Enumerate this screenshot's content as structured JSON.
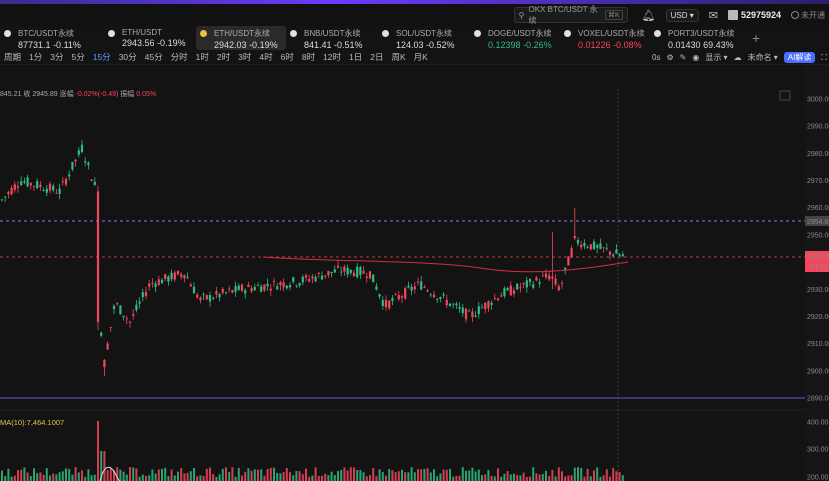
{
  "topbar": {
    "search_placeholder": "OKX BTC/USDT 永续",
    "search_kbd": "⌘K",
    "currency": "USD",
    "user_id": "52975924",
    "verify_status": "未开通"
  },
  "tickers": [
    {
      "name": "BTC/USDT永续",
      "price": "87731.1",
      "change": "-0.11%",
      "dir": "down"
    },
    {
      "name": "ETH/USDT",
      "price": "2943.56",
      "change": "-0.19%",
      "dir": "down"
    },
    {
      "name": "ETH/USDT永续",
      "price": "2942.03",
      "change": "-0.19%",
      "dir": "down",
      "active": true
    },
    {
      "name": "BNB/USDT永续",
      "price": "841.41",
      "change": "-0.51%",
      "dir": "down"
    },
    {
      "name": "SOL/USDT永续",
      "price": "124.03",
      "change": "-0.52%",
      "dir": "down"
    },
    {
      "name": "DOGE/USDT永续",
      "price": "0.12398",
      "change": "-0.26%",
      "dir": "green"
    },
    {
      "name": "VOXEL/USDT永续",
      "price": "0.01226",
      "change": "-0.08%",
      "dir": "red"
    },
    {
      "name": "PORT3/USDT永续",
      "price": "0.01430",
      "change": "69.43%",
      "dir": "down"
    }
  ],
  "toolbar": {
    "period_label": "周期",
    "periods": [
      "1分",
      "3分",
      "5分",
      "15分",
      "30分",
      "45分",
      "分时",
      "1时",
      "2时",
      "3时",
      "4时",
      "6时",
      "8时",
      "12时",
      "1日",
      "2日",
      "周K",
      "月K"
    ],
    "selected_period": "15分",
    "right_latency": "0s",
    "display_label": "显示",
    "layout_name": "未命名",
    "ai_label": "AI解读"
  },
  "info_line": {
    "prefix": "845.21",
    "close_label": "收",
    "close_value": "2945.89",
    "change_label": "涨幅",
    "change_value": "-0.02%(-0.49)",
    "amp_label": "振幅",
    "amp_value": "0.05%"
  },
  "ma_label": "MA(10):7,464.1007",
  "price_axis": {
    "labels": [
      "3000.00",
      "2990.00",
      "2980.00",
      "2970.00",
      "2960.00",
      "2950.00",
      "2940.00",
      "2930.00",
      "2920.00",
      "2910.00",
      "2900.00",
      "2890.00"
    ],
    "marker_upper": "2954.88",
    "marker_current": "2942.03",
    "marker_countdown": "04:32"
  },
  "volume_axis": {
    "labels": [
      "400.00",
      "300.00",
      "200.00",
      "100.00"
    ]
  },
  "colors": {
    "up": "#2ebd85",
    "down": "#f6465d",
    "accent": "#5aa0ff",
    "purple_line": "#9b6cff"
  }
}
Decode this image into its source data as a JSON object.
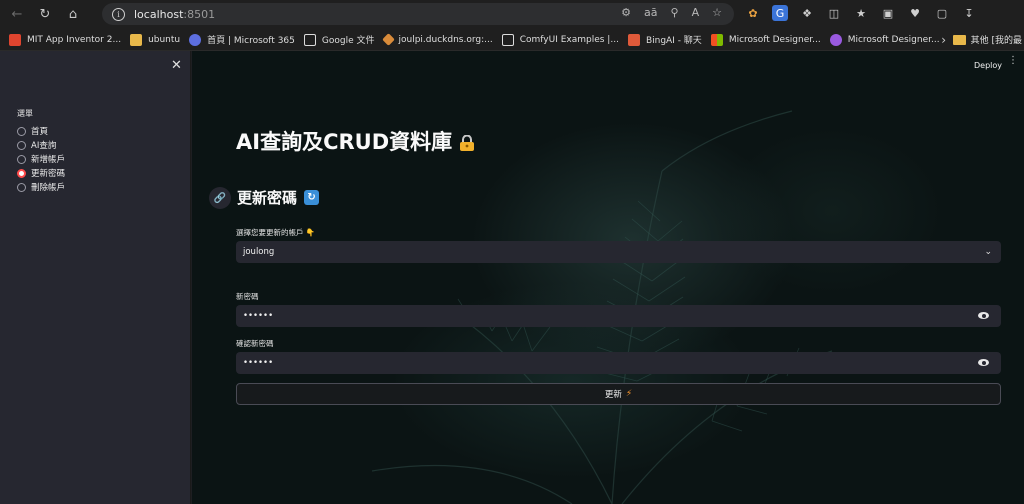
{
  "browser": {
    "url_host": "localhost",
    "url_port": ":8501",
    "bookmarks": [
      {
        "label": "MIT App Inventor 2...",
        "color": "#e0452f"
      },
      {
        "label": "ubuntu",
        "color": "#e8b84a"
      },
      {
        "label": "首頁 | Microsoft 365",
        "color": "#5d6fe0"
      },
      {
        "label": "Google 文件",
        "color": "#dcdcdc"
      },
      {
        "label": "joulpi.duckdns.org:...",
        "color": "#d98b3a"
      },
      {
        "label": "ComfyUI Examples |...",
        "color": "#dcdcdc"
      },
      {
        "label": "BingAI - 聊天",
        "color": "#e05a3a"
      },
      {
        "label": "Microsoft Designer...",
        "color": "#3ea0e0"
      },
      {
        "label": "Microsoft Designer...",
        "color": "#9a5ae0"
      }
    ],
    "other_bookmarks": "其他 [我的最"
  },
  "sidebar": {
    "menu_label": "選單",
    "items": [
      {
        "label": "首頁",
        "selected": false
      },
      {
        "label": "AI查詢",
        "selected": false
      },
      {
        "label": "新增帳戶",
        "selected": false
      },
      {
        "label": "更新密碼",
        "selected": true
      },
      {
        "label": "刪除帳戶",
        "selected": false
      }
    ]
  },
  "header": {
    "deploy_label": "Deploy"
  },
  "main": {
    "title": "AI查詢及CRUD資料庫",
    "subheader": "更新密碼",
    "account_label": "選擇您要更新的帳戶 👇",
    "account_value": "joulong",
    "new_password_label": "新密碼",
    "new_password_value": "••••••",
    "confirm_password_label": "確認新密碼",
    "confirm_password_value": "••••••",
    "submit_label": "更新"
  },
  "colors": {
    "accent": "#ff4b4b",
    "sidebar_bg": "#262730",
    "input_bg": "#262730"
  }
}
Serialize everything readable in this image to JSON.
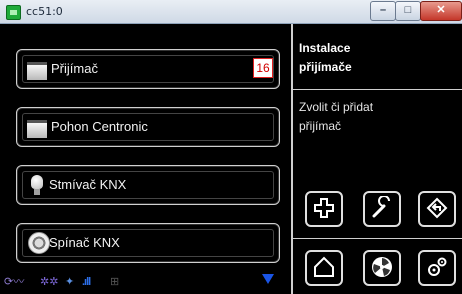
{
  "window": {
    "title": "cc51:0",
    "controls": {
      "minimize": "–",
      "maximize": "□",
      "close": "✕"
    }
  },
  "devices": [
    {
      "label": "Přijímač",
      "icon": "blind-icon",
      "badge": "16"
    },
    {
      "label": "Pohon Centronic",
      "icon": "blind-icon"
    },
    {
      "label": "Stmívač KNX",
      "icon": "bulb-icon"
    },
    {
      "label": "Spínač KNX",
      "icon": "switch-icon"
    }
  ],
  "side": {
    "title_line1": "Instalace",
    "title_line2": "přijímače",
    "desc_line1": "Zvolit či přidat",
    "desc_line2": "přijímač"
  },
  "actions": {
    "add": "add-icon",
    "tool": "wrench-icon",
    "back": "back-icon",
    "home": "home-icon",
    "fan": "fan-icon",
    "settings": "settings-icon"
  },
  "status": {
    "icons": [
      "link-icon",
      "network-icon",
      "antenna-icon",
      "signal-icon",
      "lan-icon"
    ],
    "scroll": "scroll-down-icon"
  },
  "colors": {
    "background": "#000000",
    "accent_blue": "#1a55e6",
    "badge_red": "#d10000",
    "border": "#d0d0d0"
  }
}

- [EXERCISE DESCRIPTION]
Find the line containing "Serialize everything readable" in the listing above. Please restate word for word that line through the last one, leaving out the pictures.

- [FULL RESPONSE]
Serialize everything readable in this image to JSON.
{
  "window": {
    "title": "cc51:0",
    "controls": {
      "minimize": "–",
      "maximize": "□",
      "close": "✕"
    }
  },
  "devices": [
    {
      "label": "Přijímač",
      "icon": "blind-icon",
      "badge": "16"
    },
    {
      "label": "Pohon Centronic",
      "icon": "blind-icon"
    },
    {
      "label": "Stmívač KNX",
      "icon": "bulb-icon"
    },
    {
      "label": "Spínač KNX",
      "icon": "switch-icon"
    }
  ],
  "side": {
    "title_line1": "Instalace",
    "title_line2": "přijímače",
    "desc_line1": "Zvolit či přidat",
    "desc_line2": "přijímač"
  },
  "actions": {
    "add": "add-icon",
    "tool": "wrench-icon",
    "back": "back-icon",
    "home": "home-icon",
    "fan": "fan-icon",
    "settings": "settings-icon"
  },
  "status": {
    "icons": [
      "link-icon",
      "network-icon",
      "antenna-icon",
      "signal-icon",
      "lan-icon"
    ],
    "scroll": "scroll-down-icon"
  },
  "colors": {
    "background": "#000000",
    "accent_blue": "#1a55e6",
    "badge_red": "#d10000",
    "border": "#d0d0d0"
  }
}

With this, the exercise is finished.